Data entries
* * * * * * * * *

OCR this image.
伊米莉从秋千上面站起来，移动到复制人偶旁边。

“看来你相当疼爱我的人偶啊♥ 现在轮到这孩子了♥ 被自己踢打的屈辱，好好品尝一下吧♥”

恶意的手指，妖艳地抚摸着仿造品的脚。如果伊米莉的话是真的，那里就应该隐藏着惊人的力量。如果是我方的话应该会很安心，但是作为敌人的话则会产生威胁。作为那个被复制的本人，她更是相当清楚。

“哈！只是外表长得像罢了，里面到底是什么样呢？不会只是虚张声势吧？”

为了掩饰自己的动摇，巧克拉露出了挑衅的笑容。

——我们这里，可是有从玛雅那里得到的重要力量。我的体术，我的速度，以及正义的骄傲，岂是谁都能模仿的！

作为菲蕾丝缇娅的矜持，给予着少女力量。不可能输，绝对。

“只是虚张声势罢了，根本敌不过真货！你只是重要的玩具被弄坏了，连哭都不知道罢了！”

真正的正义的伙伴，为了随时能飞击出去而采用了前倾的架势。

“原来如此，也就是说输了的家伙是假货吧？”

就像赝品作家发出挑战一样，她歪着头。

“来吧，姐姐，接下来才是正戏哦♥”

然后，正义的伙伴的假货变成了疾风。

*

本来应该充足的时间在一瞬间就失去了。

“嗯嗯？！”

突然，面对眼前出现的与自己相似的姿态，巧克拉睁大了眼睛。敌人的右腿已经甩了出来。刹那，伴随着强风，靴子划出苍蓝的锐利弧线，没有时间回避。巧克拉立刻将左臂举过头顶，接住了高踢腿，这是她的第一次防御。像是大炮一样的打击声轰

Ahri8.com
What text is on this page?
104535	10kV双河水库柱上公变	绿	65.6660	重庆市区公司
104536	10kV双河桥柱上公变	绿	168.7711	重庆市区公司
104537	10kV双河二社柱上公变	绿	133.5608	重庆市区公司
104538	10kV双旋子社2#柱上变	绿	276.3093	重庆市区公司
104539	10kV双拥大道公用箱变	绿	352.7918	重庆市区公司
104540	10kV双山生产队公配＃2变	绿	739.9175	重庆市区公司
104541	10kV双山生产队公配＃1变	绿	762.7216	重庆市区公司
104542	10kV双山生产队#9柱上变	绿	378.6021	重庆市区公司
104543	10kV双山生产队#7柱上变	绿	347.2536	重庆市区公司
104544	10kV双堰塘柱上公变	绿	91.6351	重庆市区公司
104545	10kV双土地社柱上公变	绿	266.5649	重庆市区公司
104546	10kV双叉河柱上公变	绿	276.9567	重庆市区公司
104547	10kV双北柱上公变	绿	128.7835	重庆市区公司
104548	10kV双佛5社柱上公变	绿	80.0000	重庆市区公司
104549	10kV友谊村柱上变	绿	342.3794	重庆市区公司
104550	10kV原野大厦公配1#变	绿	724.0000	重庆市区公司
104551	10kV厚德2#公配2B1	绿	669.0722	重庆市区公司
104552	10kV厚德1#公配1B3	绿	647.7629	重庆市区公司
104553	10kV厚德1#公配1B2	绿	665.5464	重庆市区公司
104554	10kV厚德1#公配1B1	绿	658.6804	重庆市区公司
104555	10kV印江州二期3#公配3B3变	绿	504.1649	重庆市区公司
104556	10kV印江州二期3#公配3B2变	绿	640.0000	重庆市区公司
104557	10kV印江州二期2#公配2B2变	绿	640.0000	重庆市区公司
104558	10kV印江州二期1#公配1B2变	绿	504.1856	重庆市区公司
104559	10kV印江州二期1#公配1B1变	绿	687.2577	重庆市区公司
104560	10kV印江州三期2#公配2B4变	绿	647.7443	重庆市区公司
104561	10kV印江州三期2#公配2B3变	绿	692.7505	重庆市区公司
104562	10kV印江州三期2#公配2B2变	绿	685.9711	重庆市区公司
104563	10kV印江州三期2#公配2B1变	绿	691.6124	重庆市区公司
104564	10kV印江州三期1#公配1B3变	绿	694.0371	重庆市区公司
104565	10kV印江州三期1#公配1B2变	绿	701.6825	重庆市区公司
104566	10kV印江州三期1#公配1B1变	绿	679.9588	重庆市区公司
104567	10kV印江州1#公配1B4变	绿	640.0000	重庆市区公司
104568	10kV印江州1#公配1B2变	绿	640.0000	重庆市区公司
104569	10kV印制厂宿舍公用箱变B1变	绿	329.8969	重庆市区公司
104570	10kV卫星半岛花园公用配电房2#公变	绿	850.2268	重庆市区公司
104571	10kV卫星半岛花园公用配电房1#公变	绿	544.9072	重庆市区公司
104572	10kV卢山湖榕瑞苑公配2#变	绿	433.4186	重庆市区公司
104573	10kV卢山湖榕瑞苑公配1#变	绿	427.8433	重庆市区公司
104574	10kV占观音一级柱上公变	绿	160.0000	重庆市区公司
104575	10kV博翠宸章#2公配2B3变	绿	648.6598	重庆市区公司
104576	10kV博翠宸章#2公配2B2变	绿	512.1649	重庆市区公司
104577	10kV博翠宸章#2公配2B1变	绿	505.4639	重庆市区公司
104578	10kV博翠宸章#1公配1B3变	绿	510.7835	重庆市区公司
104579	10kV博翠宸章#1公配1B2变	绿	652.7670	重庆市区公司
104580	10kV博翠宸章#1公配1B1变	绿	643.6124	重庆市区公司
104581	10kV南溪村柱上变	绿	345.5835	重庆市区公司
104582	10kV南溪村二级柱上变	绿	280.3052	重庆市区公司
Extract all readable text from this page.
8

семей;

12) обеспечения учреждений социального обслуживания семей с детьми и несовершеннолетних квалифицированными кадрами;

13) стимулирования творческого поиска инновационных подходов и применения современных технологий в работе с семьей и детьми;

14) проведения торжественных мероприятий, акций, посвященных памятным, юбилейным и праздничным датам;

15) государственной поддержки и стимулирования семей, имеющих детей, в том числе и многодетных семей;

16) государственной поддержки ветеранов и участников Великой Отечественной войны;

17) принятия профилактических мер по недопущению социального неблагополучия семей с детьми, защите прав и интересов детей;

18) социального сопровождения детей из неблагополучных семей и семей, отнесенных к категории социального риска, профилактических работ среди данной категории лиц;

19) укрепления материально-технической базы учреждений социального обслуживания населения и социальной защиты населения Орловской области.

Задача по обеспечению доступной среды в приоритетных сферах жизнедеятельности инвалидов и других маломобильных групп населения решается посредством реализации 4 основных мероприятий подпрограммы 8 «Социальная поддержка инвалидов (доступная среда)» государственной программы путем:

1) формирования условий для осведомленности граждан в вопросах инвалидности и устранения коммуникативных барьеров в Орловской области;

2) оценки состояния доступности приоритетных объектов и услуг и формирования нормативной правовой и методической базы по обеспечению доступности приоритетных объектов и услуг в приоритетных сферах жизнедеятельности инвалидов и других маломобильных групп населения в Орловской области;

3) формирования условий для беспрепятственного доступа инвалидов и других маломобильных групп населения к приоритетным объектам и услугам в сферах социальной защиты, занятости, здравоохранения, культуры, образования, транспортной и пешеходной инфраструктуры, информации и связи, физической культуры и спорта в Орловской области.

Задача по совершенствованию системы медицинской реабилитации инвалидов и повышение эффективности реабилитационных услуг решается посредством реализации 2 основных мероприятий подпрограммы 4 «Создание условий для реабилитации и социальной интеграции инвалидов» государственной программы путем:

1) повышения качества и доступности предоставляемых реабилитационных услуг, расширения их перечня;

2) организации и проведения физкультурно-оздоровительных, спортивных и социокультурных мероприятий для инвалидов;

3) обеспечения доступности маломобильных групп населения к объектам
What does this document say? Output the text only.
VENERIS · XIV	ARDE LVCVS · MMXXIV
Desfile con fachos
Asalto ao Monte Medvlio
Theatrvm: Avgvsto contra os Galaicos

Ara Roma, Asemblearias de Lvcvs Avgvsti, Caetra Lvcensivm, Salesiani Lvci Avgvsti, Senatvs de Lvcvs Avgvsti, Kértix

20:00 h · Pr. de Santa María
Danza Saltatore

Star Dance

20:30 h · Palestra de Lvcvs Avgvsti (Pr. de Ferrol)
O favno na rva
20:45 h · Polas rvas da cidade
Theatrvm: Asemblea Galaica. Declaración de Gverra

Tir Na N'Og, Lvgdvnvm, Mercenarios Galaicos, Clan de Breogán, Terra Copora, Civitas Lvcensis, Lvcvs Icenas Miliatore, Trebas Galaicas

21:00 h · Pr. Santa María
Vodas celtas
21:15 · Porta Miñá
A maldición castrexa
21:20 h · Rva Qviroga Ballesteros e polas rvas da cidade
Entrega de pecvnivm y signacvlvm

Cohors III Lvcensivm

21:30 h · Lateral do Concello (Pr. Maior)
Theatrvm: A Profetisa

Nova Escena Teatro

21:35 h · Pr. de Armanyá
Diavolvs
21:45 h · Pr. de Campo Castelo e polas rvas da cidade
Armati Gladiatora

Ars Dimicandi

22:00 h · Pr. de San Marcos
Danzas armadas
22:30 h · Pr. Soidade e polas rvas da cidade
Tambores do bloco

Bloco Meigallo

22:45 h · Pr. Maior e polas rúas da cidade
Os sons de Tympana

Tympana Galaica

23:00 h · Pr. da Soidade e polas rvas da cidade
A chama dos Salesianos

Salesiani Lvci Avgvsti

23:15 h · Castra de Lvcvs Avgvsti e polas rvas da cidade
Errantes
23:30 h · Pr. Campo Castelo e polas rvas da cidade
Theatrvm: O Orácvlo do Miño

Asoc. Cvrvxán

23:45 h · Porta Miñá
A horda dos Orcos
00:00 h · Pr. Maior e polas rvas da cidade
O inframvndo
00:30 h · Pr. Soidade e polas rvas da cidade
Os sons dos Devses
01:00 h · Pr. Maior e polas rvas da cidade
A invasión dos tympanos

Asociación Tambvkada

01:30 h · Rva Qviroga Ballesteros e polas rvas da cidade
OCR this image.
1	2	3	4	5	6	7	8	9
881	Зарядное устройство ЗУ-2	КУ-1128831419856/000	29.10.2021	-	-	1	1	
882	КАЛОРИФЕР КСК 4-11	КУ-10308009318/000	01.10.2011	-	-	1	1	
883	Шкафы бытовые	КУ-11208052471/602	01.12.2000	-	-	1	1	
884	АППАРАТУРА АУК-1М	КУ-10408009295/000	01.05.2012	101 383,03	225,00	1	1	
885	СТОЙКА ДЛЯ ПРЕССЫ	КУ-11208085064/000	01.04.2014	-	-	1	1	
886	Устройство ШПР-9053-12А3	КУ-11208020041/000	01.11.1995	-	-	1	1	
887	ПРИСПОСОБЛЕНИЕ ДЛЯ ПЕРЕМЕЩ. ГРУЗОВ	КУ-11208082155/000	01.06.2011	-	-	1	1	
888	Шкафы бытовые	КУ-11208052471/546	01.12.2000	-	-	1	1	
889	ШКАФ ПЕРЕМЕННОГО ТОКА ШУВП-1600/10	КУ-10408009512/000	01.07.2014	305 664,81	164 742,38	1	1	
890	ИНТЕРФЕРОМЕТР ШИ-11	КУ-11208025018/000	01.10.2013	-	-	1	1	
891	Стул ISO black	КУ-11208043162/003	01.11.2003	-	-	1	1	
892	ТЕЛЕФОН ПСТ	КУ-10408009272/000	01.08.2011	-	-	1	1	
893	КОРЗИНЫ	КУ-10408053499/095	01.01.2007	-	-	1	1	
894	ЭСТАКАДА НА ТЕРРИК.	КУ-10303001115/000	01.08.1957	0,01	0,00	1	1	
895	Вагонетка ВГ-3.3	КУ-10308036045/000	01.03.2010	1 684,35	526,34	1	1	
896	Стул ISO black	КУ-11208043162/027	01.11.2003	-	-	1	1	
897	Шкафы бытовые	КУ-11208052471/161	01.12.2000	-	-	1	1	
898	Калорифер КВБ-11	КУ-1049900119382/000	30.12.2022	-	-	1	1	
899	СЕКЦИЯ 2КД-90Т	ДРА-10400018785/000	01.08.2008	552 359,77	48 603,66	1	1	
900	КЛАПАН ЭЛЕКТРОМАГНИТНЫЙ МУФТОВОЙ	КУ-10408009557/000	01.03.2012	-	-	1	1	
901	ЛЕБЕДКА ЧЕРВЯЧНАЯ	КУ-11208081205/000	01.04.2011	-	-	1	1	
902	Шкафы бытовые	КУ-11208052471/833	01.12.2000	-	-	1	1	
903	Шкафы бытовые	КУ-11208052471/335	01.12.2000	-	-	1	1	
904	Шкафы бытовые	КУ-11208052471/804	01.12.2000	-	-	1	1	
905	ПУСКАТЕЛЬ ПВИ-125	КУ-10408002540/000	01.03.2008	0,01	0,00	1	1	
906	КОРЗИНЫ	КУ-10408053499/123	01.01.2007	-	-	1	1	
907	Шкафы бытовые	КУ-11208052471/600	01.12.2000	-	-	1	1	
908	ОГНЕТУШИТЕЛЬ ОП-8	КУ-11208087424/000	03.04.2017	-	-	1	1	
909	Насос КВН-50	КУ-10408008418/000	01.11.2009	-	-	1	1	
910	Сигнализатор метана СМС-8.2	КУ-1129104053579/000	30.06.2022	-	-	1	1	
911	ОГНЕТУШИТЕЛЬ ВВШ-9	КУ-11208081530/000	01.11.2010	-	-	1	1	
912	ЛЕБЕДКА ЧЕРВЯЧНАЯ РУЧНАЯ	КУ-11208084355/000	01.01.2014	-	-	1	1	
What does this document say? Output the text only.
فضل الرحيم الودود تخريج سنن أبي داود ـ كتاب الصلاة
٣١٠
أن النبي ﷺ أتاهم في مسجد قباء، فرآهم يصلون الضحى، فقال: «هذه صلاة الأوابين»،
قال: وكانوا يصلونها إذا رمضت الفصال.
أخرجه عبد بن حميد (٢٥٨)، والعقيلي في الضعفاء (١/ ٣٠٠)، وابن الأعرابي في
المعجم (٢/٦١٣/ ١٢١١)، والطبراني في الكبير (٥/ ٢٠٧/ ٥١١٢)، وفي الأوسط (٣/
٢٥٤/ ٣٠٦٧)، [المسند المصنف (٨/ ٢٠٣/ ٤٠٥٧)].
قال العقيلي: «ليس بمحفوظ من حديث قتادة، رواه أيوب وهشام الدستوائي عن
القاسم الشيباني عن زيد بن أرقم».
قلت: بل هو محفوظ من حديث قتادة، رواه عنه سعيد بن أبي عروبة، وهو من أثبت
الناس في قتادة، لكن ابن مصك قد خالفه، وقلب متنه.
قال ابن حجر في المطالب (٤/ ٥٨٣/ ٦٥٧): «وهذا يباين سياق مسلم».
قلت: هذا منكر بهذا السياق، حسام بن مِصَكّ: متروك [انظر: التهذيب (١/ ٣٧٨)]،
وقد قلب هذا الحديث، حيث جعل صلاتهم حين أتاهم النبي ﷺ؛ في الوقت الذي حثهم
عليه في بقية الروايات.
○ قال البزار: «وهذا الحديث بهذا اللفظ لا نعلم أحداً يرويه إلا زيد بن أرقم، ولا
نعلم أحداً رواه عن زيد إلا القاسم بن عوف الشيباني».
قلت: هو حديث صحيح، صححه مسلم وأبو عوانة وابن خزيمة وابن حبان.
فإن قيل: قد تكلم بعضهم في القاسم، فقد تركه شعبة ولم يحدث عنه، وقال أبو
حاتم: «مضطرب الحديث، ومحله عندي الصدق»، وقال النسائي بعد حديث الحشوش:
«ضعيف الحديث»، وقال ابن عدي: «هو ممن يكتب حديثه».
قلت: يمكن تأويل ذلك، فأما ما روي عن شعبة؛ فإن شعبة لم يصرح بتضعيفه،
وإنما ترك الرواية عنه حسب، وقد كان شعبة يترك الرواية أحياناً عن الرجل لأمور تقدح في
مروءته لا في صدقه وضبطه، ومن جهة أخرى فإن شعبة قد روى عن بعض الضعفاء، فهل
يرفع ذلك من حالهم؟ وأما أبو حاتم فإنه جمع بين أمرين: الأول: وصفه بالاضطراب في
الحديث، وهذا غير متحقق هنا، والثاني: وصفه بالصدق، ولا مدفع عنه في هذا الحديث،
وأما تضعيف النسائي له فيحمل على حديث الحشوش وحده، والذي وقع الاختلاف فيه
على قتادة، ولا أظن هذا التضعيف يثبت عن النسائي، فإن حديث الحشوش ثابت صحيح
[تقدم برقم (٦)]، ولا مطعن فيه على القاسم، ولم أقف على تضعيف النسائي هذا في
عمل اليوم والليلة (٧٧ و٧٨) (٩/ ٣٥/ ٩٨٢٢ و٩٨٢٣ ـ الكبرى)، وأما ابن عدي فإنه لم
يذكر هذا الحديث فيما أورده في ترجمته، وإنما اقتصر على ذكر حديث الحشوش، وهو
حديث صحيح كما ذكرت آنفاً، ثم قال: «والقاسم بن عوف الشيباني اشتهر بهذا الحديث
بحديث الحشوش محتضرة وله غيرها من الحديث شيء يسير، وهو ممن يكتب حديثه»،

* * * * * * * * *

--- Request ---
Copy the lines from the entries above in which the word "Campo" appears.

--- Answer to the problem ---
21:45 h · Pr. de Campo Castelo e polas rvas da cidade
23:30 h · Pr. Campo Castelo e polas rvas da cidade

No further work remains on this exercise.